Your goal -> Extract all of the entries and give them again, word for word.

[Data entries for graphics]
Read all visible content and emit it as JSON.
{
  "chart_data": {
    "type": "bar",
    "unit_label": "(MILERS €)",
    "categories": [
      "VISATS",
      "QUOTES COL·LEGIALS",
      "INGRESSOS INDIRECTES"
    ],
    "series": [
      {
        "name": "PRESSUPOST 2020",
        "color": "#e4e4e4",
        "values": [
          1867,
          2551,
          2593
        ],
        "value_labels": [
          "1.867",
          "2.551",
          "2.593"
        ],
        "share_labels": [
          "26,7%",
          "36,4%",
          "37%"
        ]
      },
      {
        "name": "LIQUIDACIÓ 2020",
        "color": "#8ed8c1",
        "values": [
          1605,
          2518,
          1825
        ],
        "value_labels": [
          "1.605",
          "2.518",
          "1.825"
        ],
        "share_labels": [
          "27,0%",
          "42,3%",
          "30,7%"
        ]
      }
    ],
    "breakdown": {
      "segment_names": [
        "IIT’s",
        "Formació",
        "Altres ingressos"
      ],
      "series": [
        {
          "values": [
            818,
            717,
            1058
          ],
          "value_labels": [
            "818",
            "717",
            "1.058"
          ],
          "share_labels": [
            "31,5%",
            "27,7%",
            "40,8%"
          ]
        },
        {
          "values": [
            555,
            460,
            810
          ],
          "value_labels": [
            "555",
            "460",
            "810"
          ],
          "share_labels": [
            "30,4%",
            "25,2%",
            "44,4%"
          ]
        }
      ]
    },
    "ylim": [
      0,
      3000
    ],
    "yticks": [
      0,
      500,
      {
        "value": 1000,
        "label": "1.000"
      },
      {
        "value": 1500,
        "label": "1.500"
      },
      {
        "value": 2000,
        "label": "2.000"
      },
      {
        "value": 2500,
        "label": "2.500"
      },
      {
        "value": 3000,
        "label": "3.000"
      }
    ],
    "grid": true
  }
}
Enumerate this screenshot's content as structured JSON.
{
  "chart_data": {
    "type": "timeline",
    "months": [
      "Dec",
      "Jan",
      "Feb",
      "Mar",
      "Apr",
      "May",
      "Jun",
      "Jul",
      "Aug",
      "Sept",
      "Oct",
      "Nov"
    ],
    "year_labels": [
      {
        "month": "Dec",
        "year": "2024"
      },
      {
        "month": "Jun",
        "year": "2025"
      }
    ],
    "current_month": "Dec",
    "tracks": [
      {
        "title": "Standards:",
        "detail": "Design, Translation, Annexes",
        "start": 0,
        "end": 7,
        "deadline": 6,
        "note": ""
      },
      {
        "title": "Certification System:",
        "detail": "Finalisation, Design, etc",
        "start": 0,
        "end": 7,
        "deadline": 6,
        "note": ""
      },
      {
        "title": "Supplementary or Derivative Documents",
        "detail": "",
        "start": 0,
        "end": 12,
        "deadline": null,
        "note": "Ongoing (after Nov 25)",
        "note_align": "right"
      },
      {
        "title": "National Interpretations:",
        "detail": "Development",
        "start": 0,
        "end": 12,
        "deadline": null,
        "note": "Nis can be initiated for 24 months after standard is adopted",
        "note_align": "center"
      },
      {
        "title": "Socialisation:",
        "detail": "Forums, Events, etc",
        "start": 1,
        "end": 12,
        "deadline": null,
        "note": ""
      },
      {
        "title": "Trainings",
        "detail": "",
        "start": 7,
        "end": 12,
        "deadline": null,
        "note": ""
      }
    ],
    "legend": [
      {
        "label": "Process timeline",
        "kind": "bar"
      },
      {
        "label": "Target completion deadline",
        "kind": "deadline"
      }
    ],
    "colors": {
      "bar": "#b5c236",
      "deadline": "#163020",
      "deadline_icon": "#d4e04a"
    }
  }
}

Expected output ->
Read all visible content and emit it as JSON.
{
  "chart_data": {
    "type": "bar",
    "unit_label": "(MILERS €)",
    "categories": [
      "VISATS",
      "QUOTES COL·LEGIALS",
      "INGRESSOS INDIRECTES"
    ],
    "series": [
      {
        "name": "PRESSUPOST 2020",
        "color": "#e4e4e4",
        "values": [
          1867,
          2551,
          2593
        ],
        "value_labels": [
          "1.867",
          "2.551",
          "2.593"
        ],
        "share_labels": [
          "26,7%",
          "36,4%",
          "37%"
        ]
      },
      {
        "name": "LIQUIDACIÓ 2020",
        "color": "#8ed8c1",
        "values": [
          1605,
          2518,
          1825
        ],
        "value_labels": [
          "1.605",
          "2.518",
          "1.825"
        ],
        "share_labels": [
          "27,0%",
          "42,3%",
          "30,7%"
        ]
      }
    ],
    "breakdown": {
      "segment_names": [
        "IIT’s",
        "Formació",
        "Altres ingressos"
      ],
      "series": [
        {
          "values": [
            818,
            717,
            1058
          ],
          "value_labels": [
            "818",
            "717",
            "1.058"
          ],
          "share_labels": [
            "31,5%",
            "27,7%",
            "40,8%"
          ]
        },
        {
          "values": [
            555,
            460,
            810
          ],
          "value_labels": [
            "555",
            "460",
            "810"
          ],
          "share_labels": [
            "30,4%",
            "25,2%",
            "44,4%"
          ]
        }
      ]
    },
    "ylim": [
      0,
      3000
    ],
    "yticks": [
      0,
      500,
      {
        "value": 1000,
        "label": "1.000"
      },
      {
        "value": 1500,
        "label": "1.500"
      },
      {
        "value": 2000,
        "label": "2.000"
      },
      {
        "value": 2500,
        "label": "2.500"
      },
      {
        "value": 3000,
        "label": "3.000"
      }
    ],
    "grid": true
  }
}
Enumerate this screenshot's content as structured JSON.
{
  "chart_data": {
    "type": "timeline",
    "months": [
      "Dec",
      "Jan",
      "Feb",
      "Mar",
      "Apr",
      "May",
      "Jun",
      "Jul",
      "Aug",
      "Sept",
      "Oct",
      "Nov"
    ],
    "year_labels": [
      {
        "month": "Dec",
        "year": "2024"
      },
      {
        "month": "Jun",
        "year": "2025"
      }
    ],
    "current_month": "Dec",
    "tracks": [
      {
        "title": "Standards:",
        "detail": "Design, Translation, Annexes",
        "start": 0,
        "end": 7,
        "deadline": 6,
        "note": ""
      },
      {
        "title": "Certification System:",
        "detail": "Finalisation, Design, etc",
        "start": 0,
        "end": 7,
        "deadline": 6,
        "note": ""
      },
      {
        "title": "Supplementary or Derivative Documents",
        "detail": "",
        "start": 0,
        "end": 12,
        "deadline": null,
        "note": "Ongoing (after Nov 25)",
        "note_align": "right"
      },
      {
        "title": "National Interpretations:",
        "detail": "Development",
        "start": 0,
        "end": 12,
        "deadline": null,
        "note": "Nis can be initiated for 24 months after standard is adopted",
        "note_align": "center"
      },
      {
        "title": "Socialisation:",
        "detail": "Forums, Events, etc",
        "start": 1,
        "end": 12,
        "deadline": null,
        "note": ""
      },
      {
        "title": "Trainings",
        "detail": "",
        "start": 7,
        "end": 12,
        "deadline": null,
        "note": ""
      }
    ],
    "legend": [
      {
        "label": "Process timeline",
        "kind": "bar"
      },
      {
        "label": "Target completion deadline",
        "kind": "deadline"
      }
    ],
    "colors": {
      "bar": "#b5c236",
      "deadline": "#163020",
      "deadline_icon": "#d4e04a"
    }
  }
}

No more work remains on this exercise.